▼

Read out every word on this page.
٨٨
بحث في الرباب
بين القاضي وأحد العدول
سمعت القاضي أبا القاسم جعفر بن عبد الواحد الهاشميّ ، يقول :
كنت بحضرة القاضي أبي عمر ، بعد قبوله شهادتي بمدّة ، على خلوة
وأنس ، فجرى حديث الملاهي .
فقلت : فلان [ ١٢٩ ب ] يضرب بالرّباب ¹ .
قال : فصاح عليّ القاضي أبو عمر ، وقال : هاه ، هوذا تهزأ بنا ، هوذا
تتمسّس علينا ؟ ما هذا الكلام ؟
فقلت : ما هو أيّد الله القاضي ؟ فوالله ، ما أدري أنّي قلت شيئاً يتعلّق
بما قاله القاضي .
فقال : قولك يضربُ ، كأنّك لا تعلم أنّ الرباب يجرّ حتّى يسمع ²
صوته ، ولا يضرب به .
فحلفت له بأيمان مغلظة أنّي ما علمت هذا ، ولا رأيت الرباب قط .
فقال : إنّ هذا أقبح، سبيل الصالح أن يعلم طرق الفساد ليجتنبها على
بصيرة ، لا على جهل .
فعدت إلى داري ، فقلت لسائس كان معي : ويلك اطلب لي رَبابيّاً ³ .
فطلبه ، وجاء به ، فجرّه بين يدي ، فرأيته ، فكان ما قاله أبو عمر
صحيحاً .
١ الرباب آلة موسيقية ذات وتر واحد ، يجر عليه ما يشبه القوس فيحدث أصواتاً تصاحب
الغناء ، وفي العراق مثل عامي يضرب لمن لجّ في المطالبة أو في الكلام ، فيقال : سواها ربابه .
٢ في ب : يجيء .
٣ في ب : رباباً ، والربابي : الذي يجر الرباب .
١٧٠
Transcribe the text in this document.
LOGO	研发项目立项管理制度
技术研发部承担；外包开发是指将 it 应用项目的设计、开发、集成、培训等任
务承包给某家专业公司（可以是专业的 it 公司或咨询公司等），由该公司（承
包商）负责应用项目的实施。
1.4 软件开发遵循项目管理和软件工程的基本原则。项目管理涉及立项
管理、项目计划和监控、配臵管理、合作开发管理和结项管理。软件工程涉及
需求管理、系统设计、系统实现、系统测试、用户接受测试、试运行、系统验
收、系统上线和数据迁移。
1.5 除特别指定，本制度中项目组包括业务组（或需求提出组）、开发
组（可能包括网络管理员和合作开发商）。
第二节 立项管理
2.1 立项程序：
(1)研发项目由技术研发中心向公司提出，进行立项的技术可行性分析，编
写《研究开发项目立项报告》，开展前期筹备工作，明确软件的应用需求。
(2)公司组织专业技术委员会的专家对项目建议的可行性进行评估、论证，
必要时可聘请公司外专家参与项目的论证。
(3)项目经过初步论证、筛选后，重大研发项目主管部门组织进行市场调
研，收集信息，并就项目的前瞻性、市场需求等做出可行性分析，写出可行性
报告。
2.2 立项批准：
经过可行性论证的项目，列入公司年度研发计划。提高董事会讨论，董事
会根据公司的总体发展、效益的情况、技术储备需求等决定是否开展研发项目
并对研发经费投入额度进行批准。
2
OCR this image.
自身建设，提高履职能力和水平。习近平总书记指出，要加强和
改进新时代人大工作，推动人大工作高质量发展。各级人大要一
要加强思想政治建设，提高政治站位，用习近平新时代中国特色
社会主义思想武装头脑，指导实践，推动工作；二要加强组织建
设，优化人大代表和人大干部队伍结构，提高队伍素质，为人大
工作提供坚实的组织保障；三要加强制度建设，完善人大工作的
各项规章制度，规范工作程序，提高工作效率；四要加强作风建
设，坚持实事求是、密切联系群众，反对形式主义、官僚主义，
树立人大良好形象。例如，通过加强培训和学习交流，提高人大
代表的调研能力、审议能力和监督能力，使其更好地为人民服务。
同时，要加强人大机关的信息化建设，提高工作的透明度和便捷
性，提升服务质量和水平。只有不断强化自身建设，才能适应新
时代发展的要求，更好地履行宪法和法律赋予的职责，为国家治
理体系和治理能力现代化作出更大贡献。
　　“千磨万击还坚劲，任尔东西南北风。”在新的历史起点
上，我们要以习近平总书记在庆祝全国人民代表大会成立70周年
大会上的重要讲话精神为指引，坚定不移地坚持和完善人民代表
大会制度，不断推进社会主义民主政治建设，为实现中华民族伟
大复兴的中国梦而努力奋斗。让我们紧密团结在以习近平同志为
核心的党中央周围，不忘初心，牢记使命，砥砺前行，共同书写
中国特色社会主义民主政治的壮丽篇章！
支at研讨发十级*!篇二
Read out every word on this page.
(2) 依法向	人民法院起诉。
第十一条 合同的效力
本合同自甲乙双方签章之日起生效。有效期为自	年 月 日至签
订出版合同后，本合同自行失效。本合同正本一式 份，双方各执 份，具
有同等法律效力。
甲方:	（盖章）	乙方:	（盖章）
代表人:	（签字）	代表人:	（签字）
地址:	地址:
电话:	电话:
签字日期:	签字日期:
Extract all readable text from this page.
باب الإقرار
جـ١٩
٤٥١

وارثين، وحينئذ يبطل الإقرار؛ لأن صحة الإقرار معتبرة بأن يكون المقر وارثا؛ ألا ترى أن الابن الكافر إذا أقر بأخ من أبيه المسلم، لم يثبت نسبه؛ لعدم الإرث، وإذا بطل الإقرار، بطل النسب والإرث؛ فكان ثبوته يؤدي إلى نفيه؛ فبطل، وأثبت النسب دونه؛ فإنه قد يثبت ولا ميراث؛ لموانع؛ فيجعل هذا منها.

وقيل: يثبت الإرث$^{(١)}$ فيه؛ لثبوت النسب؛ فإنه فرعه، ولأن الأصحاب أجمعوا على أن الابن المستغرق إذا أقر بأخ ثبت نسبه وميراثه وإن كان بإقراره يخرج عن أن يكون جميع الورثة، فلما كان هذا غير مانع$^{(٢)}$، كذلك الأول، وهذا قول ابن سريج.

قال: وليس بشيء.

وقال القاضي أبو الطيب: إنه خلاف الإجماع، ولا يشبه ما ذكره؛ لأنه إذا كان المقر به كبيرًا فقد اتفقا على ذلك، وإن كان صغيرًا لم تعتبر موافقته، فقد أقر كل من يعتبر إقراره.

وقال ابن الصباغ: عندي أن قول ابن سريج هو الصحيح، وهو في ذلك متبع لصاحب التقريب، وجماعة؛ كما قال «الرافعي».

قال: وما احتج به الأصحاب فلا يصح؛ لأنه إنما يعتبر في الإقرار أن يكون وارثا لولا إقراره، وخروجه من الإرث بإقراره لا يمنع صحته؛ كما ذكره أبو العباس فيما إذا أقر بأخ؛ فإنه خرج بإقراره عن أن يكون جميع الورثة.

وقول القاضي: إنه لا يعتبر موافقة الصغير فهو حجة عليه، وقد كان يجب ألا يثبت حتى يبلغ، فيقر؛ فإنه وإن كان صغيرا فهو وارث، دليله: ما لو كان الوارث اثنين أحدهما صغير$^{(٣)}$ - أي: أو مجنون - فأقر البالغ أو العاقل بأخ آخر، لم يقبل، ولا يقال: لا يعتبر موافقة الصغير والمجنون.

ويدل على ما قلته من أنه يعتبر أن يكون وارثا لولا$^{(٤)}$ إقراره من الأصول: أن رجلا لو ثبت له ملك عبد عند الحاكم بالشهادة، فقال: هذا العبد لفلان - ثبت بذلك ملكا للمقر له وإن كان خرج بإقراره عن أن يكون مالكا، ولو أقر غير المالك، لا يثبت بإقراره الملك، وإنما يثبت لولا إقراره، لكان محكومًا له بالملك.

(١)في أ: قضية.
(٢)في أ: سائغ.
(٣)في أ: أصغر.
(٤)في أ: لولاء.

▲

**Required task:**
Copy out every line of the material above that mentions the word "ذكره".

**Correct result:**
وقال القاضي أبو الطيب: إنه خلاف الإجماع، ولا يشبه ما ذكره؛ لأنه إذا كان المقر به كبيرًا فقد اتفقا على ذلك، وإن كان صغيرًا لم تعتبر موافقته، فقد أقر كل من يعتبر إقراره.
قال: وما احتج به الأصحاب فلا يصح؛ لأنه إنما يعتبر في الإقرار أن يكون وارثا لولا إقراره، وخروجه من الإرث بإقراره لا يمنع صحته؛ كما ذكره أبو العباس فيما إذا أقر بأخ؛ فإنه خرج بإقراره عن أن يكون جميع الورثة.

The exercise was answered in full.